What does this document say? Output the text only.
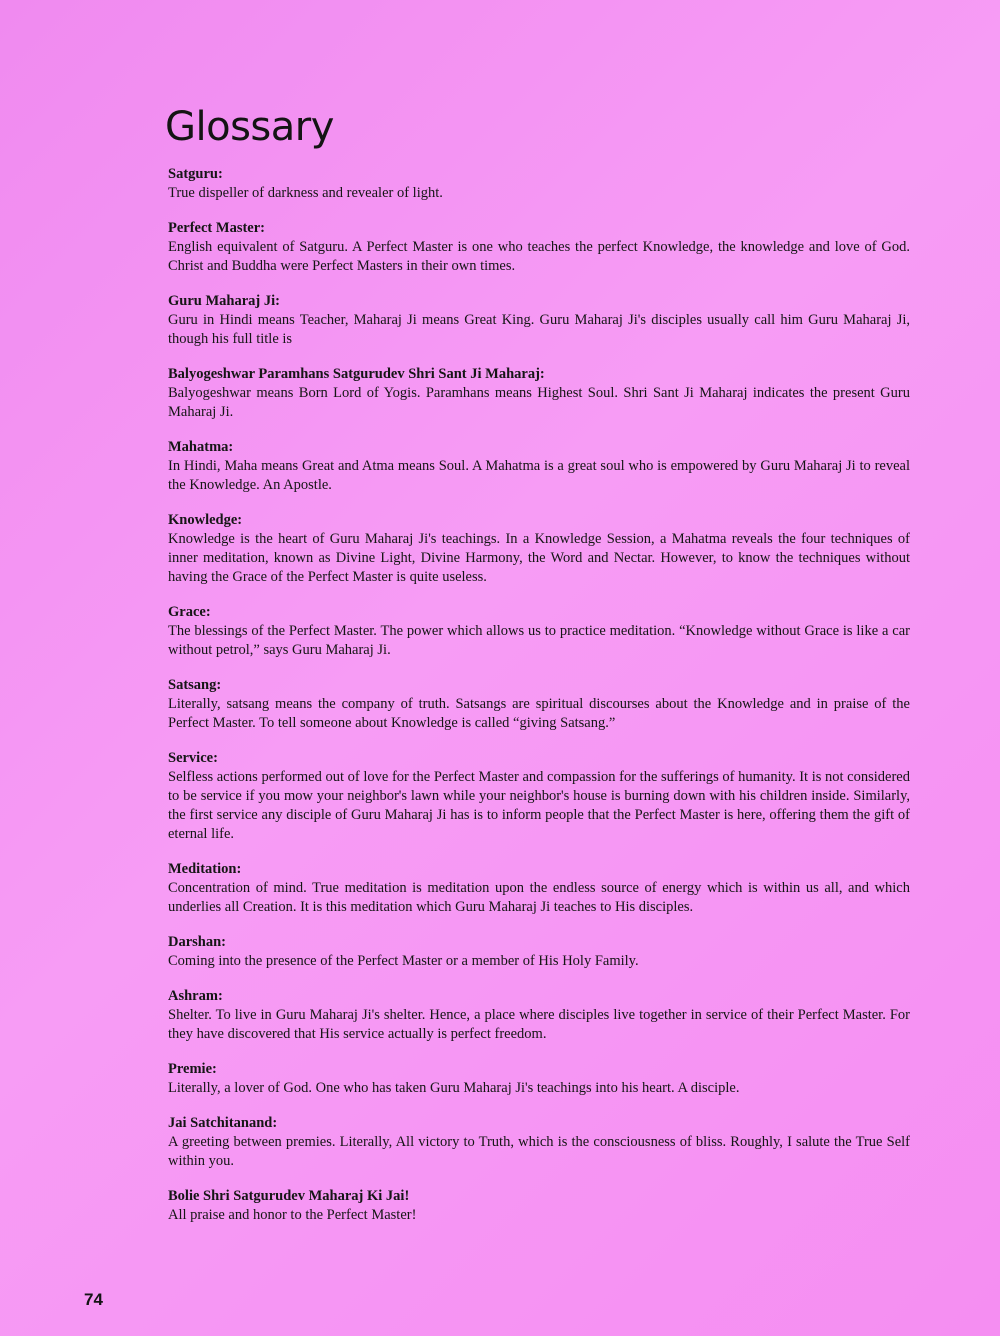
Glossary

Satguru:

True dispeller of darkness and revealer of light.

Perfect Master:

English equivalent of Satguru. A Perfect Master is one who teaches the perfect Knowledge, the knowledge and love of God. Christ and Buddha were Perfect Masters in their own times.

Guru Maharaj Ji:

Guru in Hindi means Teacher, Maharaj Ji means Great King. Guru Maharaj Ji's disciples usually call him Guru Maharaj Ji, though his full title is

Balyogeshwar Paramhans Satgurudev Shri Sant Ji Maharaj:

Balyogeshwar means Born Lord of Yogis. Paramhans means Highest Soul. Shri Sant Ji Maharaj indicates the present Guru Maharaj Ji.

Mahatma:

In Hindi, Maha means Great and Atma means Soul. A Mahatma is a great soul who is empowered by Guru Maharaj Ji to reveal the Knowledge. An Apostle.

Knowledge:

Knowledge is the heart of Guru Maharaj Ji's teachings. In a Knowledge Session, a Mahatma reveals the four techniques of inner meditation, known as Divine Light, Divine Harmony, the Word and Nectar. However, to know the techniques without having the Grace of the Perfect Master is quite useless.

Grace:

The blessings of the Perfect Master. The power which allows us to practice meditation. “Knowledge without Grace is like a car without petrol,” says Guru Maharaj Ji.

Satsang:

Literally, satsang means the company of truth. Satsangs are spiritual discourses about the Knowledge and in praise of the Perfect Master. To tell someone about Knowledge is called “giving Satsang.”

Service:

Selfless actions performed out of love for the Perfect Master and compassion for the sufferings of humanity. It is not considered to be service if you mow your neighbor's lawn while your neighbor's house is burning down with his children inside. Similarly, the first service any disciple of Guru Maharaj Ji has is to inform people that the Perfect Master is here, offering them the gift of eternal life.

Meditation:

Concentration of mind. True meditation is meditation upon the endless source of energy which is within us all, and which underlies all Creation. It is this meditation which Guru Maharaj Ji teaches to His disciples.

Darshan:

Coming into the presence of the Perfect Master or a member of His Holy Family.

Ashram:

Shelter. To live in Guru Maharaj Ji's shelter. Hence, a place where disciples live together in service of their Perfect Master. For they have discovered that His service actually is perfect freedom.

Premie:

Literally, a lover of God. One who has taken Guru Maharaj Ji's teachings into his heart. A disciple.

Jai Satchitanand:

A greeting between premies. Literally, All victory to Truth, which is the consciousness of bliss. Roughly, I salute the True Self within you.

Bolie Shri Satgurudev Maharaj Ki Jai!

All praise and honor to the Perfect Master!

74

...

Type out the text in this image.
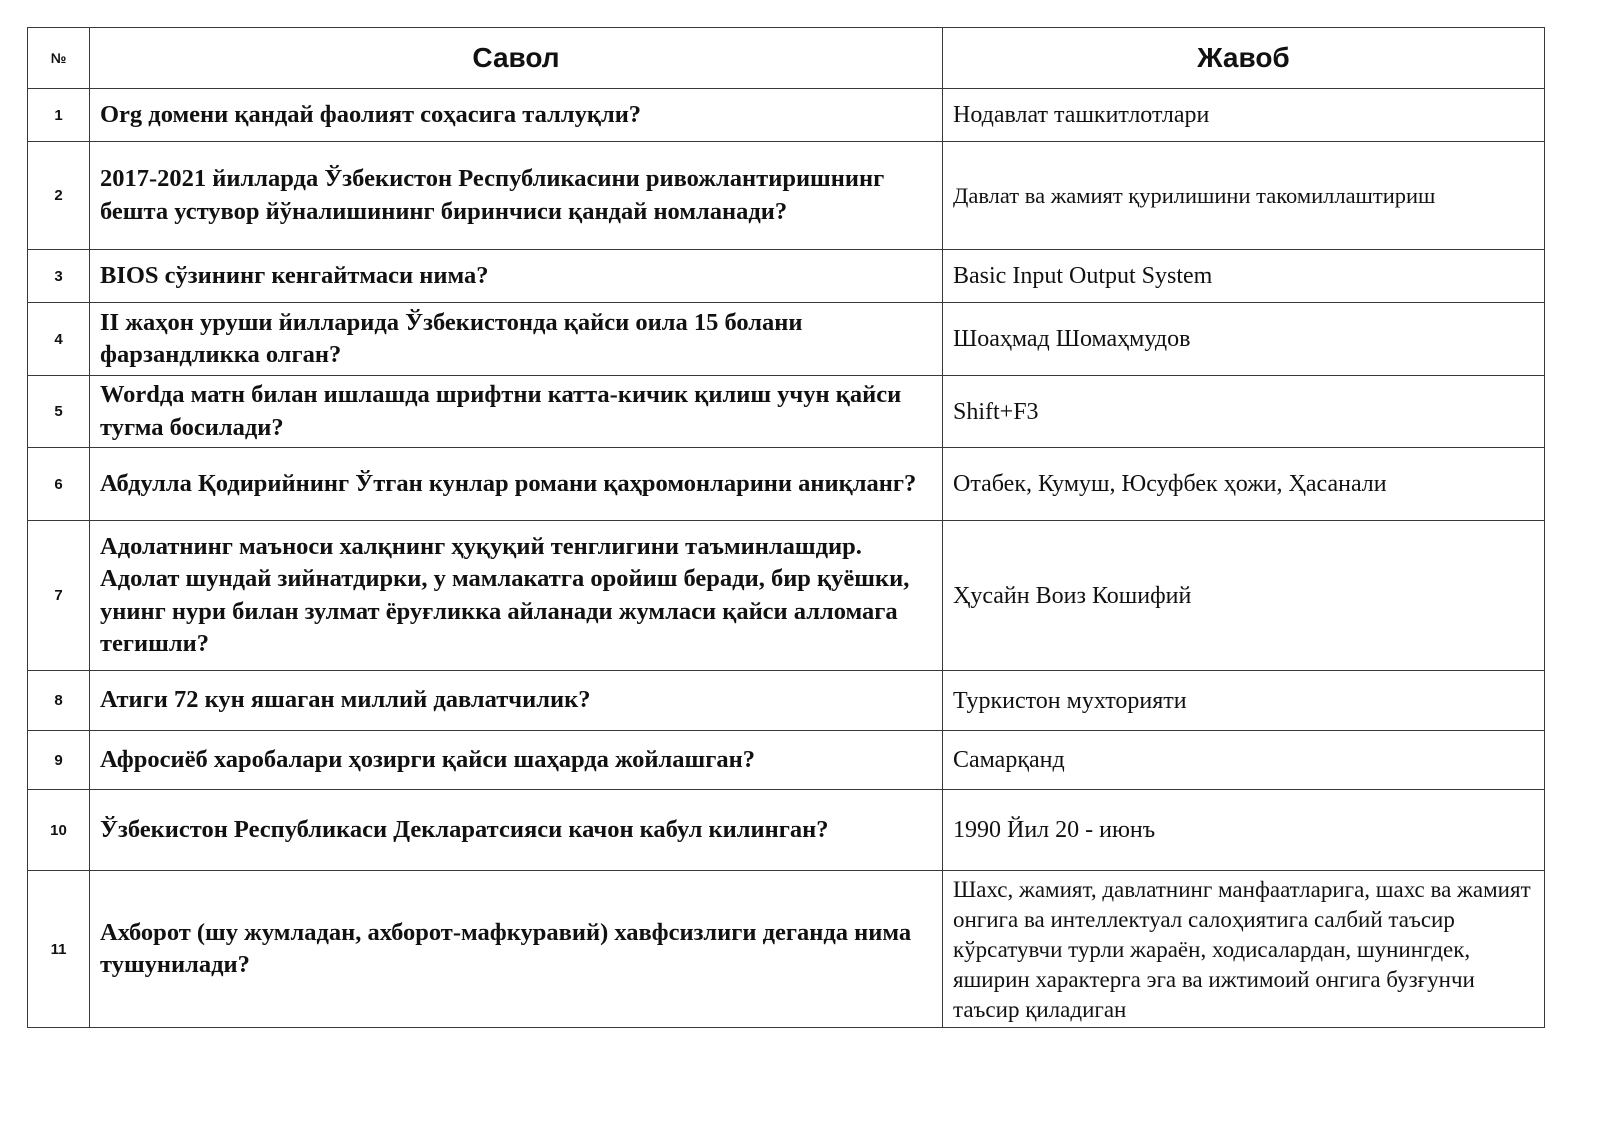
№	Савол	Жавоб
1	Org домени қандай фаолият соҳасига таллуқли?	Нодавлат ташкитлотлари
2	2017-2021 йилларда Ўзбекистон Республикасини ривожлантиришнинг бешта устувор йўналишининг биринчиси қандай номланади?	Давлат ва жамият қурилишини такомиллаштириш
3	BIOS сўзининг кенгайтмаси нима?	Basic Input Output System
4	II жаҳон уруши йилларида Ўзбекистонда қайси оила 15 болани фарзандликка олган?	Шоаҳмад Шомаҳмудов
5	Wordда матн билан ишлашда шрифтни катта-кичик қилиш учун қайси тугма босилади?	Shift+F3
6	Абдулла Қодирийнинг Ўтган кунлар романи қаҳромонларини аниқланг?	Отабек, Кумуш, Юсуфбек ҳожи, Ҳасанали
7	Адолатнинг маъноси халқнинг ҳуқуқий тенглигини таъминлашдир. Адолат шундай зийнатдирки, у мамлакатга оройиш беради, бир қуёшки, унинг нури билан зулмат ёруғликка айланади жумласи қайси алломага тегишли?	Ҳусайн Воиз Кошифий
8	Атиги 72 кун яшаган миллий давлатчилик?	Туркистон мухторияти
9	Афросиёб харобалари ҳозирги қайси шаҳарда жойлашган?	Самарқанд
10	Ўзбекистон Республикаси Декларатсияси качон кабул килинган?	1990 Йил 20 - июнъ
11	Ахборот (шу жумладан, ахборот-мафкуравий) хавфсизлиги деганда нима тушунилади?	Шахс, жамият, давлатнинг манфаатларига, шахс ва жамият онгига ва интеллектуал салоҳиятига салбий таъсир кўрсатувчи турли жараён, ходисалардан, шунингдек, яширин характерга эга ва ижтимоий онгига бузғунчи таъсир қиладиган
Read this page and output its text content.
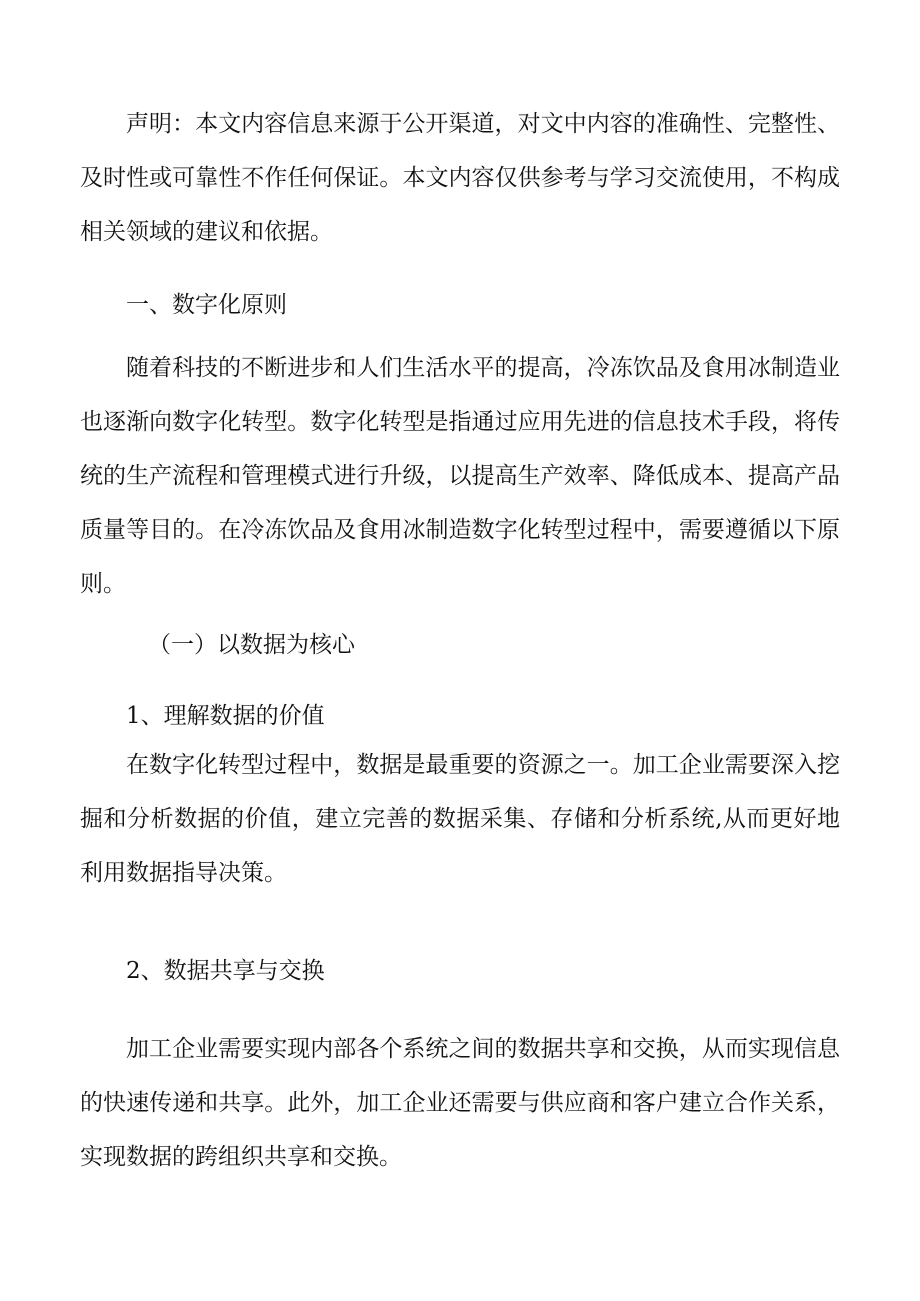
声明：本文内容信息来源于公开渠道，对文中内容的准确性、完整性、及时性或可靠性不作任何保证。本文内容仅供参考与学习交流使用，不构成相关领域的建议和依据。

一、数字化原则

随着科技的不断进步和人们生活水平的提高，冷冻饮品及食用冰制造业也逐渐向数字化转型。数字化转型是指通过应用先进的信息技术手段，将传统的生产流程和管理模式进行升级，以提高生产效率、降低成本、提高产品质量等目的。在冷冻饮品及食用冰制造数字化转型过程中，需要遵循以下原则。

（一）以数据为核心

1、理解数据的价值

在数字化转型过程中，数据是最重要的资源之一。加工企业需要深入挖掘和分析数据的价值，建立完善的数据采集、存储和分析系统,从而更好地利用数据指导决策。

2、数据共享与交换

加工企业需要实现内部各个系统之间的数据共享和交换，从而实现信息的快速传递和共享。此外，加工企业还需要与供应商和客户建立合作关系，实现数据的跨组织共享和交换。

▸ Aim
Find every line containing the word "disciples", then give the total and nothing more.

▸ Task response
3